** Task prompt **
Only the number is wanted: how many lines in the data contain "from"?

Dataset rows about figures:
— Begin —
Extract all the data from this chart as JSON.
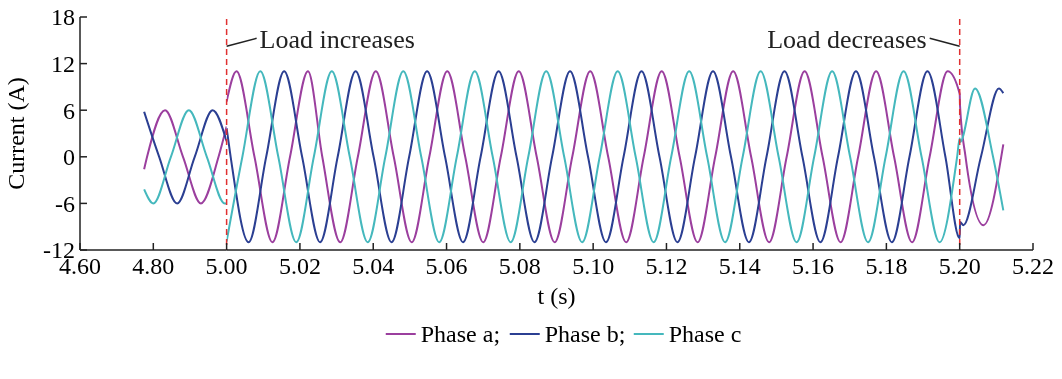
{
  "chart_data": [
    {
      "type": "line",
      "ylabel": "Current (A)",
      "xlim": [
        4.6,
        5.0
      ],
      "ylim": [
        -12,
        18
      ],
      "xticks": [
        {
          "value": 4.6,
          "label": "4.60"
        },
        {
          "value": 4.8,
          "label": "4.80"
        }
      ],
      "yticks": [
        -12,
        -6,
        0,
        6,
        12,
        18
      ],
      "grid": false,
      "marker": "none",
      "line_style": "solid",
      "series": [
        {
          "color": "#9b3f9e",
          "x": [
            4.775,
            4.783,
            4.832,
            4.881,
            4.93,
            4.978,
            5.0
          ],
          "values": [
            -1.6,
            0,
            6,
            0,
            -6,
            0,
            3.9
          ]
        },
        {
          "color": "#2b3f92",
          "x": [
            4.775,
            4.816,
            4.865,
            4.913,
            4.962,
            5.0
          ],
          "values": [
            5.8,
            0,
            -6,
            0,
            6,
            2.0
          ]
        },
        {
          "color": "#45b8bd",
          "x": [
            4.775,
            4.8,
            4.848,
            4.897,
            4.946,
            4.995,
            5.0
          ],
          "values": [
            -4.2,
            -6,
            0,
            6,
            0,
            -6,
            -6.0
          ]
        }
      ]
    },
    {
      "type": "line",
      "xlabel": "t (s)",
      "xlim": [
        5.0,
        5.22
      ],
      "ylim": [
        -12,
        18
      ],
      "tick_labels": "x",
      "xticks": [
        {
          "value": 5.0,
          "label": "5.00"
        },
        {
          "value": 5.02,
          "label": "5.02"
        },
        {
          "value": 5.04,
          "label": "5.04"
        },
        {
          "value": 5.06,
          "label": "5.06"
        },
        {
          "value": 5.08,
          "label": "5.08"
        },
        {
          "value": 5.1,
          "label": "5.10"
        },
        {
          "value": 5.12,
          "label": "5.12"
        },
        {
          "value": 5.14,
          "label": "5.14"
        },
        {
          "value": 5.16,
          "label": "5.16"
        },
        {
          "value": 5.18,
          "label": "5.18"
        },
        {
          "value": 5.2,
          "label": "5.20"
        },
        {
          "value": 5.22,
          "label": "5.22"
        }
      ],
      "grid": false,
      "legend": "bottom",
      "marker": "none",
      "line_style": "solid",
      "ref_lines": [
        {
          "axis": "x",
          "value": 5.0,
          "color": "#e03030",
          "line_style": "dashed"
        },
        {
          "axis": "x",
          "value": 5.2,
          "color": "#e03030",
          "line_style": "dashed"
        }
      ],
      "annotations": [
        {
          "text": "Load increases",
          "x": 5.0,
          "y": 15
        },
        {
          "text": "Load decreases",
          "x": 5.2,
          "y": 15
        }
      ],
      "series": [
        {
          "name": "Phase a;",
          "color": "#9b3f9e",
          "x": [
            5.0,
            5.0027,
            5.0076,
            5.0125,
            5.0173,
            5.0222,
            5.0261,
            5.031,
            5.0358,
            5.0407,
            5.0456,
            5.0505,
            5.0553,
            5.0602,
            5.0651,
            5.07,
            5.0748,
            5.0797,
            5.0846,
            5.0895,
            5.0943,
            5.0992,
            5.1041,
            5.109,
            5.1138,
            5.1187,
            5.1236,
            5.1285,
            5.1333,
            5.1382,
            5.1431,
            5.148,
            5.1528,
            5.1577,
            5.1626,
            5.1675,
            5.1723,
            5.1772,
            5.1821,
            5.187,
            5.1918,
            5.1967,
            5.2,
            5.2001,
            5.2016,
            5.2065,
            5.2119
          ],
          "values": [
            7.1,
            11,
            0,
            -11,
            0,
            11,
            0,
            -11,
            0,
            11,
            0,
            -11,
            0,
            11,
            0,
            -11,
            0,
            11,
            0,
            -11,
            0,
            11,
            0,
            -11,
            0,
            11,
            0,
            -11,
            0,
            11,
            0,
            -11,
            0,
            11,
            0,
            -11,
            0,
            11,
            0,
            -11,
            0,
            11,
            8.1,
            6.5,
            0,
            -8.8,
            1.6
          ]
        },
        {
          "name": "Phase b;",
          "color": "#2b3f92",
          "x": [
            5.0,
            5.0011,
            5.006,
            5.0108,
            5.0157,
            5.0206,
            5.0255,
            5.0303,
            5.0352,
            5.0401,
            5.045,
            5.0498,
            5.0547,
            5.0596,
            5.0645,
            5.0693,
            5.0742,
            5.0791,
            5.084,
            5.0888,
            5.0937,
            5.0986,
            5.1035,
            5.1083,
            5.1132,
            5.1181,
            5.123,
            5.1278,
            5.1327,
            5.1376,
            5.1425,
            5.1473,
            5.1522,
            5.1571,
            5.162,
            5.1668,
            5.1717,
            5.1766,
            5.1815,
            5.1863,
            5.1912,
            5.1961,
            5.2,
            5.2001,
            5.201,
            5.2058,
            5.2107,
            5.2119
          ],
          "values": [
            3.7,
            0,
            -11,
            0,
            11,
            0,
            -11,
            0,
            11,
            0,
            -11,
            0,
            11,
            0,
            -11,
            0,
            11,
            0,
            -11,
            0,
            11,
            0,
            -11,
            0,
            11,
            0,
            -11,
            0,
            11,
            0,
            -11,
            0,
            11,
            0,
            -11,
            0,
            11,
            0,
            -11,
            0,
            11,
            0,
            -10.5,
            -8.4,
            -8.8,
            0,
            8.8,
            8.2
          ]
        },
        {
          "name": "Phase c",
          "color": "#45b8bd",
          "x": [
            5.0,
            5.0043,
            5.0092,
            5.0141,
            5.019,
            5.0238,
            5.0287,
            5.0336,
            5.0385,
            5.0433,
            5.0482,
            5.0531,
            5.058,
            5.0628,
            5.0677,
            5.0726,
            5.0775,
            5.0823,
            5.0872,
            5.0921,
            5.097,
            5.1018,
            5.1067,
            5.1116,
            5.1165,
            5.1213,
            5.1262,
            5.1311,
            5.136,
            5.1408,
            5.1457,
            5.1506,
            5.1555,
            5.1603,
            5.1652,
            5.1701,
            5.175,
            5.1798,
            5.1847,
            5.1896,
            5.1945,
            5.1993,
            5.2,
            5.2001,
            5.2042,
            5.2091,
            5.2119
          ],
          "values": [
            -10.9,
            0,
            11,
            0,
            -11,
            0,
            11,
            0,
            -11,
            0,
            11,
            0,
            -11,
            0,
            11,
            0,
            -11,
            0,
            11,
            0,
            -11,
            0,
            11,
            0,
            -11,
            0,
            11,
            0,
            -11,
            0,
            11,
            0,
            -11,
            0,
            11,
            0,
            -11,
            0,
            11,
            0,
            -11,
            0,
            2.4,
            1.9,
            8.8,
            0,
            -6.9
          ]
        }
      ]
    }
  ]
}
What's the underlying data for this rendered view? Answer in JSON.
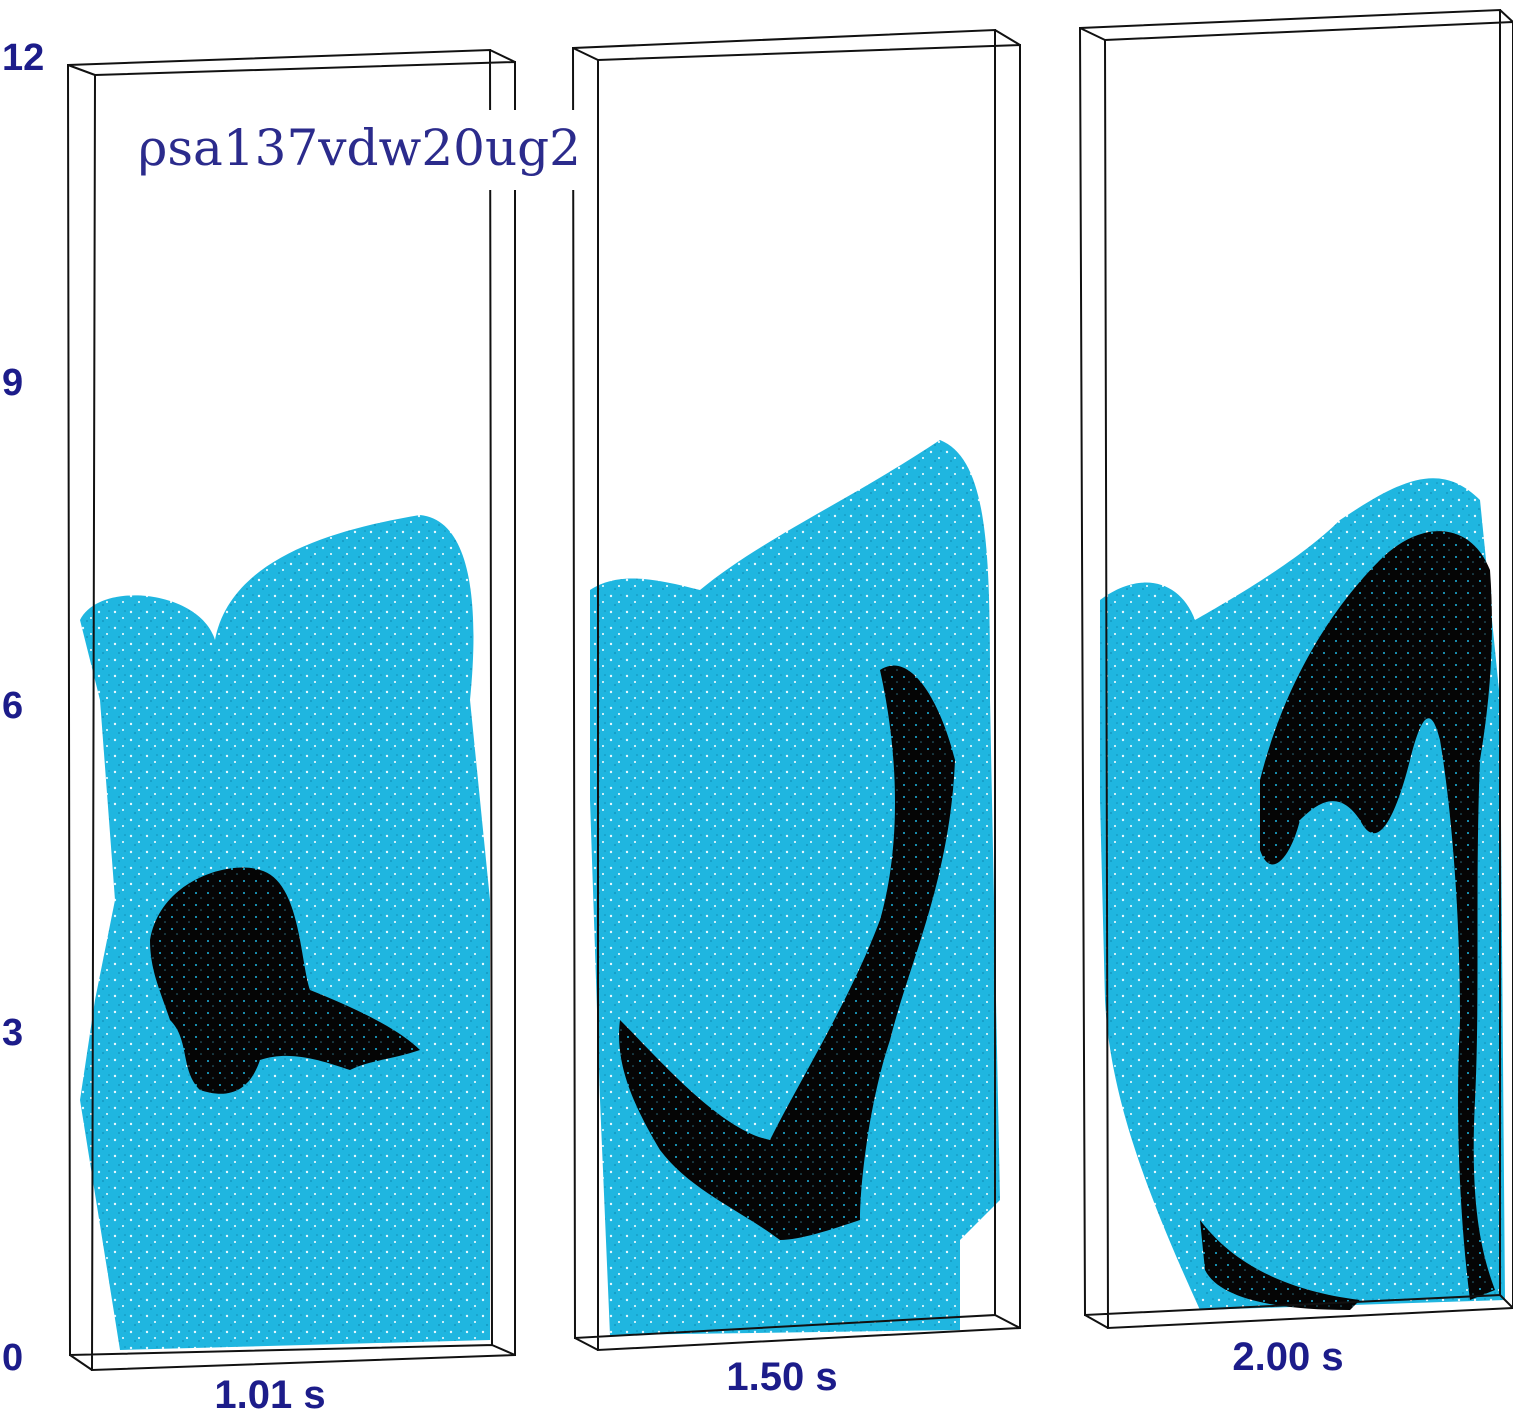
{
  "axis": {
    "ticks": [
      12,
      9,
      6,
      3,
      0
    ]
  },
  "label": "ρsa137vdw20ug2",
  "panels": [
    {
      "time": "1.01 s"
    },
    {
      "time": "1.50 s"
    },
    {
      "time": "2.00 s"
    }
  ]
}
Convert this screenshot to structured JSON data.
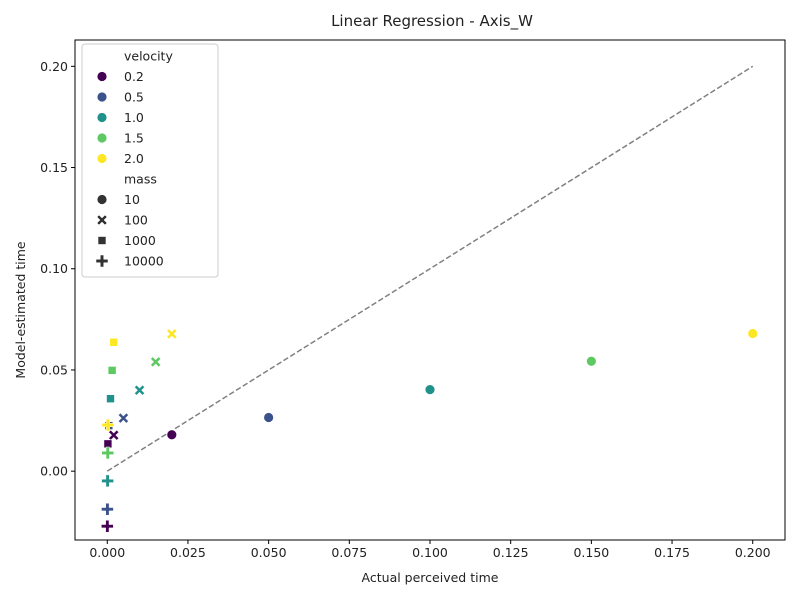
{
  "chart_data": {
    "type": "scatter",
    "title": "Linear Regression - Axis_W",
    "xlabel": "Actual perceived time",
    "ylabel": "Model-estimated time",
    "xlim": [
      -0.01,
      0.21
    ],
    "ylim": [
      -0.034,
      0.213
    ],
    "xticks": [
      "0.000",
      "0.025",
      "0.050",
      "0.075",
      "0.100",
      "0.125",
      "0.150",
      "0.175",
      "0.200"
    ],
    "xtick_values": [
      0.0,
      0.025,
      0.05,
      0.075,
      0.1,
      0.125,
      0.15,
      0.175,
      0.2
    ],
    "yticks": [
      "0.00",
      "0.05",
      "0.10",
      "0.15",
      "0.20"
    ],
    "ytick_values": [
      0.0,
      0.05,
      0.1,
      0.15,
      0.2
    ],
    "grid": false,
    "legend_position": "upper-left",
    "reference_line": {
      "style": "dashed",
      "color": "#808080",
      "from": [
        0.0,
        0.0
      ],
      "to": [
        0.2,
        0.2
      ]
    },
    "hue": {
      "title": "velocity",
      "levels": [
        {
          "label": "0.2",
          "color": "#440154"
        },
        {
          "label": "0.5",
          "color": "#3b528b"
        },
        {
          "label": "1.0",
          "color": "#21918c"
        },
        {
          "label": "1.5",
          "color": "#5ec962"
        },
        {
          "label": "2.0",
          "color": "#fde725"
        }
      ]
    },
    "style": {
      "title": "mass",
      "levels": [
        {
          "label": "10",
          "marker": "circle"
        },
        {
          "label": "100",
          "marker": "x"
        },
        {
          "label": "1000",
          "marker": "square"
        },
        {
          "label": "10000",
          "marker": "plus"
        }
      ]
    },
    "points": [
      {
        "x": 0.02,
        "y": 0.018,
        "velocity": "0.2",
        "mass": "10"
      },
      {
        "x": 0.05,
        "y": 0.0265,
        "velocity": "0.5",
        "mass": "10"
      },
      {
        "x": 0.1,
        "y": 0.0403,
        "velocity": "1.0",
        "mass": "10"
      },
      {
        "x": 0.15,
        "y": 0.0543,
        "velocity": "1.5",
        "mass": "10"
      },
      {
        "x": 0.2,
        "y": 0.068,
        "velocity": "2.0",
        "mass": "10"
      },
      {
        "x": 0.002,
        "y": 0.0178,
        "velocity": "0.2",
        "mass": "100"
      },
      {
        "x": 0.005,
        "y": 0.0262,
        "velocity": "0.5",
        "mass": "100"
      },
      {
        "x": 0.01,
        "y": 0.04,
        "velocity": "1.0",
        "mass": "100"
      },
      {
        "x": 0.015,
        "y": 0.054,
        "velocity": "1.5",
        "mass": "100"
      },
      {
        "x": 0.02,
        "y": 0.0678,
        "velocity": "2.0",
        "mass": "100"
      },
      {
        "x": 0.0002,
        "y": 0.0135,
        "velocity": "0.2",
        "mass": "1000"
      },
      {
        "x": 0.0005,
        "y": 0.0225,
        "velocity": "0.5",
        "mass": "1000"
      },
      {
        "x": 0.001,
        "y": 0.0358,
        "velocity": "1.0",
        "mass": "1000"
      },
      {
        "x": 0.0015,
        "y": 0.0498,
        "velocity": "1.5",
        "mass": "1000"
      },
      {
        "x": 0.002,
        "y": 0.0637,
        "velocity": "2.0",
        "mass": "1000"
      },
      {
        "x": 2e-05,
        "y": -0.0272,
        "velocity": "0.2",
        "mass": "10000"
      },
      {
        "x": 5e-05,
        "y": -0.0188,
        "velocity": "0.5",
        "mass": "10000"
      },
      {
        "x": 0.0001,
        "y": -0.0048,
        "velocity": "1.0",
        "mass": "10000"
      },
      {
        "x": 0.00015,
        "y": 0.009,
        "velocity": "1.5",
        "mass": "10000"
      },
      {
        "x": 0.0002,
        "y": 0.0228,
        "velocity": "2.0",
        "mass": "10000"
      }
    ]
  }
}
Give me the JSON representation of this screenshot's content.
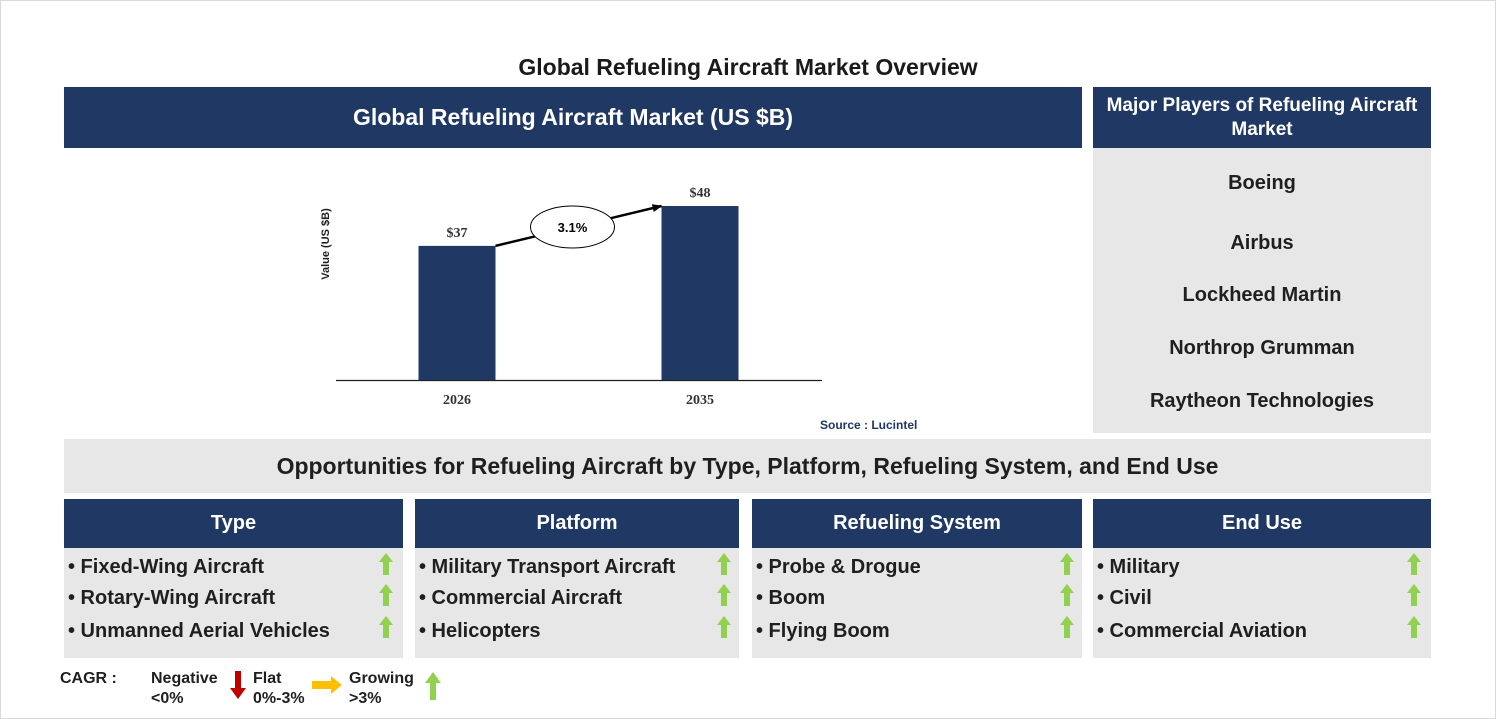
— End —
** Response below **
2